Exercise goal → Only the number is wanted: how many lines contain the word "Embeddings"?

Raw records
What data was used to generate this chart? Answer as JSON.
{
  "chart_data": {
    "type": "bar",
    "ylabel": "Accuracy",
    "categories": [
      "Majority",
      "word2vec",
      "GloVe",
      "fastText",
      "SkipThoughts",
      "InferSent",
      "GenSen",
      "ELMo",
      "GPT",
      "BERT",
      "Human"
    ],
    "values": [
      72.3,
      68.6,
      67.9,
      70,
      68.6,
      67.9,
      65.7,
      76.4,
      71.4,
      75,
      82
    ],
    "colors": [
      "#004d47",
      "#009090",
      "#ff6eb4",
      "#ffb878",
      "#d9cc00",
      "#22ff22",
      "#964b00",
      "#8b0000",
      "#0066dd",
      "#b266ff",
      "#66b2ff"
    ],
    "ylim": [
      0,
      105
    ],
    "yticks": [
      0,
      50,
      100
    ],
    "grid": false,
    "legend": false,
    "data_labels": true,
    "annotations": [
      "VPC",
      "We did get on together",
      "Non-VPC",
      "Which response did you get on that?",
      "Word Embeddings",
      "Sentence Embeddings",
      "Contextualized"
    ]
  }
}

Response → 2